Your goal ▸
State the count of lines below in which the word "page" appears, and add nothing.

Recorded data:

- - - - -

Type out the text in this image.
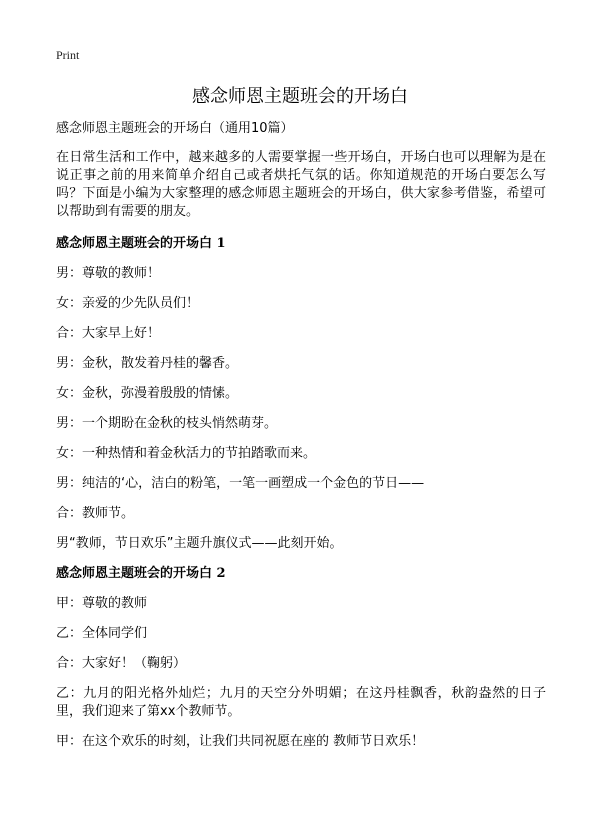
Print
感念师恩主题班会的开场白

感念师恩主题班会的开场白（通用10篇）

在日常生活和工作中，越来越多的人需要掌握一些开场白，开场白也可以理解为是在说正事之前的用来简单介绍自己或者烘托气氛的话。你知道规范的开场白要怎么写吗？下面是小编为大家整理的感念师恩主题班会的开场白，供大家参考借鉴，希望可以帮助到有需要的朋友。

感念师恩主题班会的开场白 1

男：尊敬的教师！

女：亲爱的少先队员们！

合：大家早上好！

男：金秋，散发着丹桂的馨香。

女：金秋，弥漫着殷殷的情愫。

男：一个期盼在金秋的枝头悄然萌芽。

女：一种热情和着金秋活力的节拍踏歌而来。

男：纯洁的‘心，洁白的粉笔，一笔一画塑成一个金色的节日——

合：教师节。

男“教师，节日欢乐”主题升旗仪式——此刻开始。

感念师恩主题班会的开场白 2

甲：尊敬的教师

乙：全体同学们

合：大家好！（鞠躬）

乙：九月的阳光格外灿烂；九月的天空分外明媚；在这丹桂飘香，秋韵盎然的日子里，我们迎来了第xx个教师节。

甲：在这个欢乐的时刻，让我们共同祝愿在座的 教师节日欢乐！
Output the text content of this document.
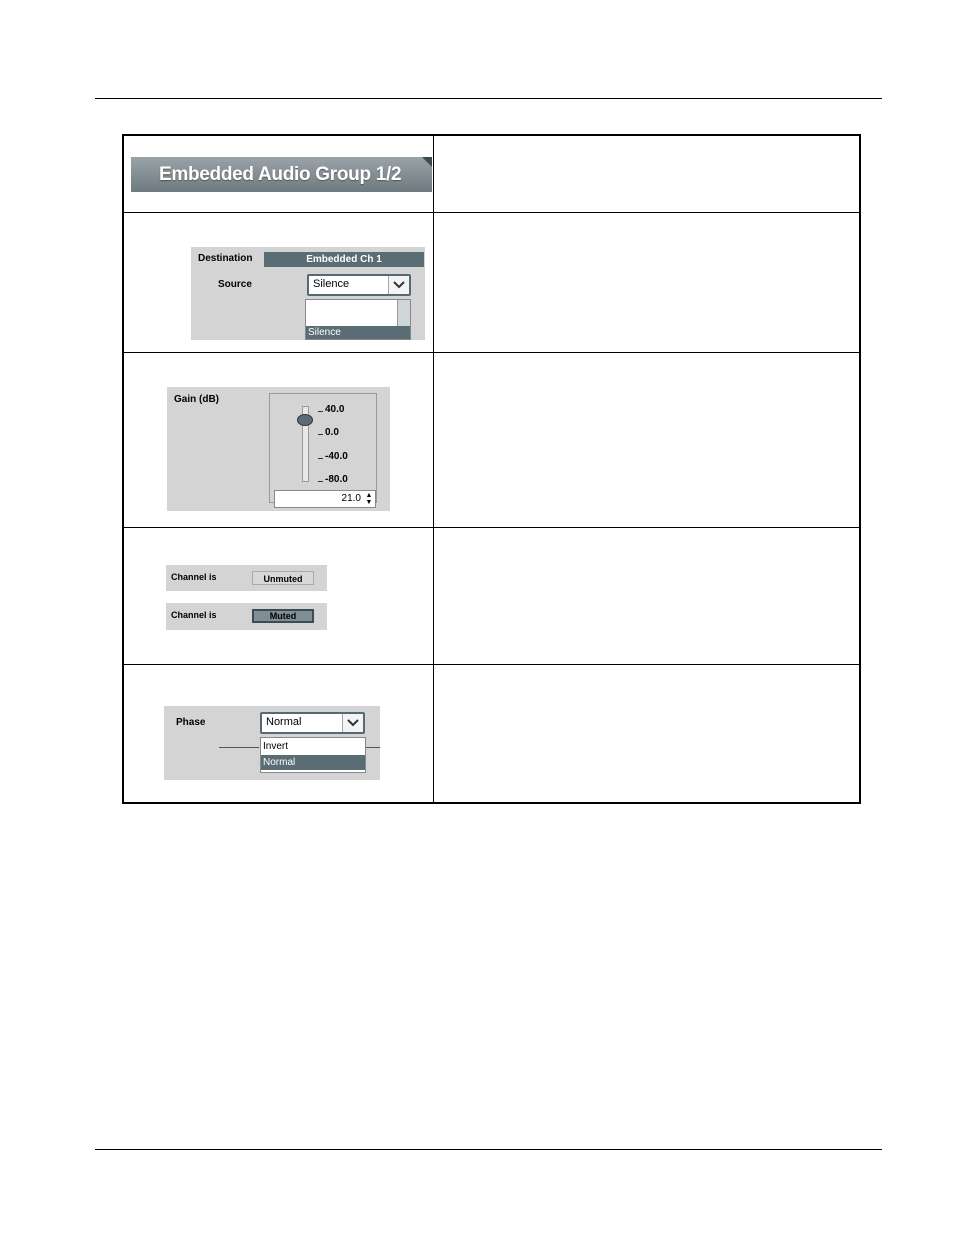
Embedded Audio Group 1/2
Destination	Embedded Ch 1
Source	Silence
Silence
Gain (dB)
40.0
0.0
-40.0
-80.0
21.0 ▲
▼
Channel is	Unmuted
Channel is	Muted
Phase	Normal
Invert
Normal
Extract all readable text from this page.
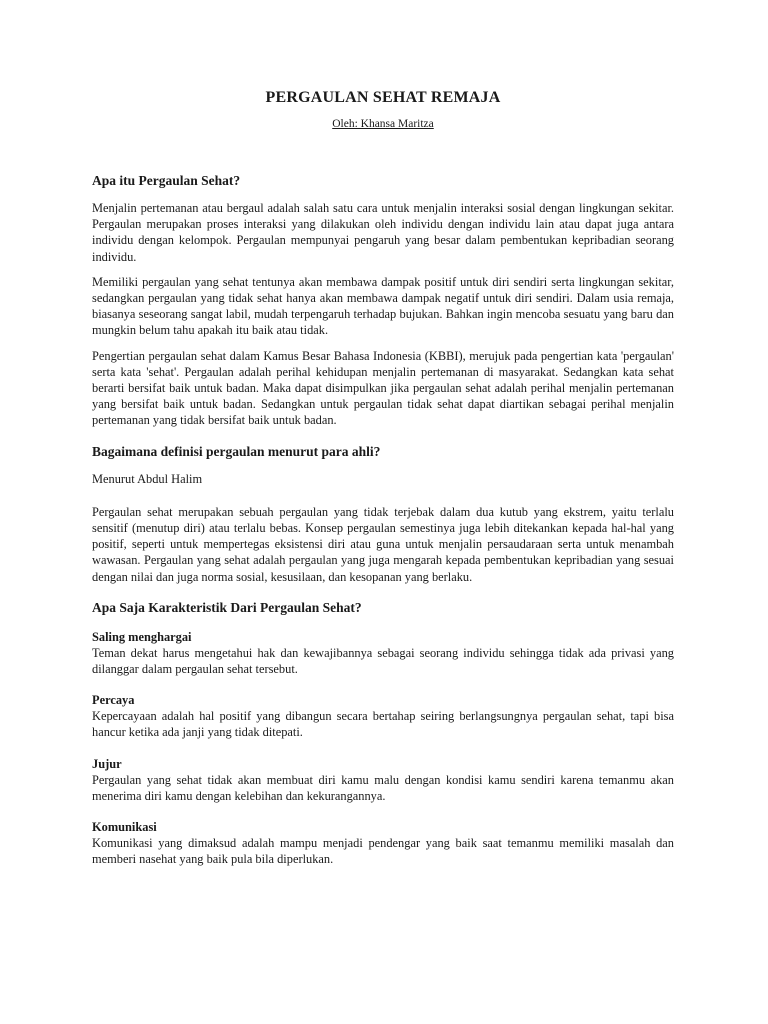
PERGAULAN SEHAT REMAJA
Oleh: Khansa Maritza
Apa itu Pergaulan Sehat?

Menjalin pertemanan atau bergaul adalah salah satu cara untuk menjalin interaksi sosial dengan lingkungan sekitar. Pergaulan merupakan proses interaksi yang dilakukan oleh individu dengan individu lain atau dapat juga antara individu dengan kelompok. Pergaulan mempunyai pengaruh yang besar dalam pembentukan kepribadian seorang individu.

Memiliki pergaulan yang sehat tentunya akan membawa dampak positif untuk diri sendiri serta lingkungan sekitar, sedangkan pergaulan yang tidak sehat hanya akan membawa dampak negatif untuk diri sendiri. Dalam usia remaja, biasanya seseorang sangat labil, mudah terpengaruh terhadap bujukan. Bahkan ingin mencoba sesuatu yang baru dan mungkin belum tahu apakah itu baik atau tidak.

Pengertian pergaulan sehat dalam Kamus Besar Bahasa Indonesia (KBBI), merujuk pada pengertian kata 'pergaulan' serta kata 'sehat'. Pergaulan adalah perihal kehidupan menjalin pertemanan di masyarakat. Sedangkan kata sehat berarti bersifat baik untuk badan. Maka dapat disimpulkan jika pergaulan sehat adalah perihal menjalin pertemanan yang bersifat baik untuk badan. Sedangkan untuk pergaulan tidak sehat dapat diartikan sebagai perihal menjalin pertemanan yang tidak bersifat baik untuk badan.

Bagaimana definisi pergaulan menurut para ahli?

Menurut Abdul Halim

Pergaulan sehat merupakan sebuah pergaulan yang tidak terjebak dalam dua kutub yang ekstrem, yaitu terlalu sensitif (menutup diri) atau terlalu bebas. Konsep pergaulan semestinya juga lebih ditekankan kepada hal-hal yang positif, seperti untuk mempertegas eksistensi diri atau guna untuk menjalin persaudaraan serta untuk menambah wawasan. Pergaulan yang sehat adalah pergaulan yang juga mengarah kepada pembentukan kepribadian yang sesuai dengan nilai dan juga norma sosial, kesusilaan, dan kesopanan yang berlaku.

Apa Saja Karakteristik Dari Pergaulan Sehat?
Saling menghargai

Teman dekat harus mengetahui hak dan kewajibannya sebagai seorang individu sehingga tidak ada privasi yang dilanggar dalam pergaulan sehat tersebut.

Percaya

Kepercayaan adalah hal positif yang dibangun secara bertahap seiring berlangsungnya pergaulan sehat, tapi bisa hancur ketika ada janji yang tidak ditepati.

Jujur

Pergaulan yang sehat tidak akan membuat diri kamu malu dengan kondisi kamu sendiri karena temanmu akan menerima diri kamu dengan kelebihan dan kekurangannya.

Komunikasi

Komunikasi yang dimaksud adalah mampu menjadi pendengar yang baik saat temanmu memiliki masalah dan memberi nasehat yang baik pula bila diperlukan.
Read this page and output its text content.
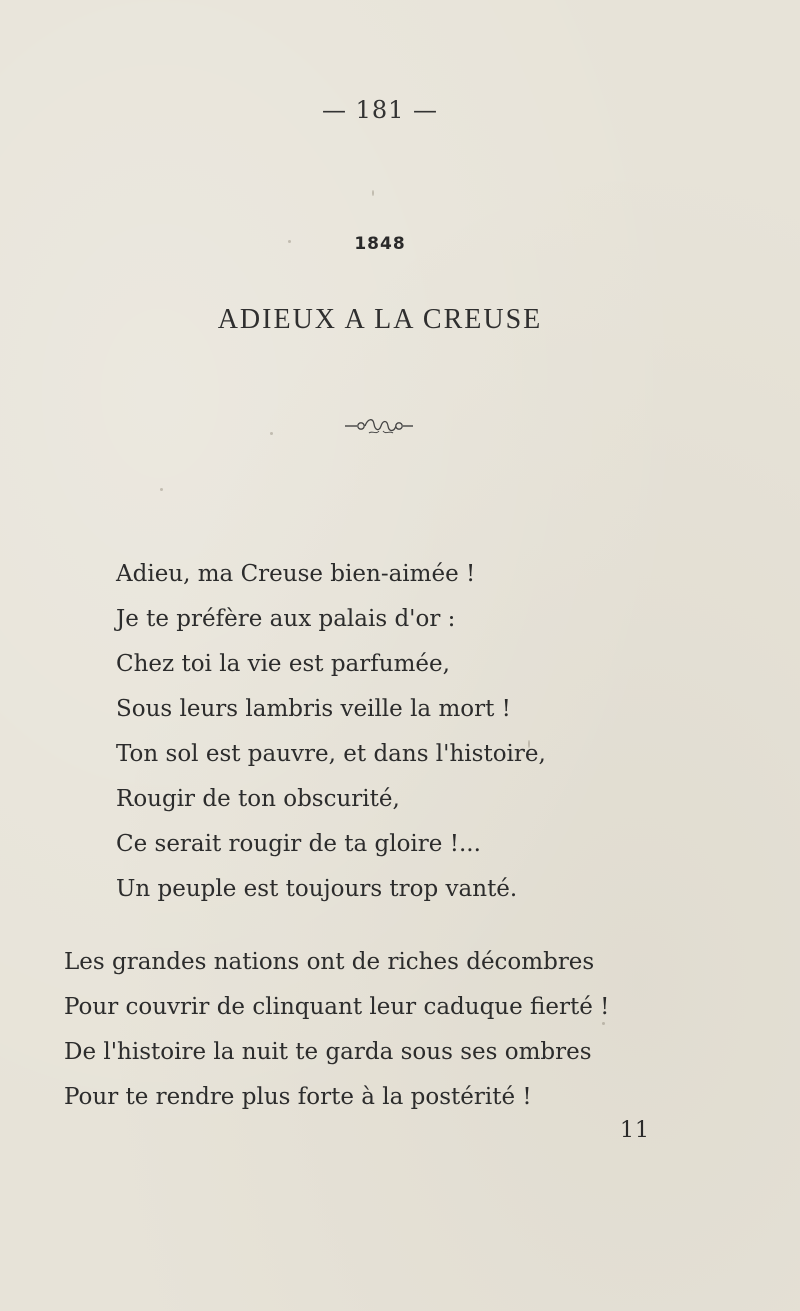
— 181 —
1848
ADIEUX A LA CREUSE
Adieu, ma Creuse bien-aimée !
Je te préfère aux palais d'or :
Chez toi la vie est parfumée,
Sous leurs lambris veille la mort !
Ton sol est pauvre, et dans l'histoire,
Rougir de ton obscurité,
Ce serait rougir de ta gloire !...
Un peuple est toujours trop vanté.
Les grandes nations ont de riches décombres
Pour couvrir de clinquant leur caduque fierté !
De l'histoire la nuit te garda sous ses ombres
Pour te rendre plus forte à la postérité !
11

- - - - -

Expected answer ▸
2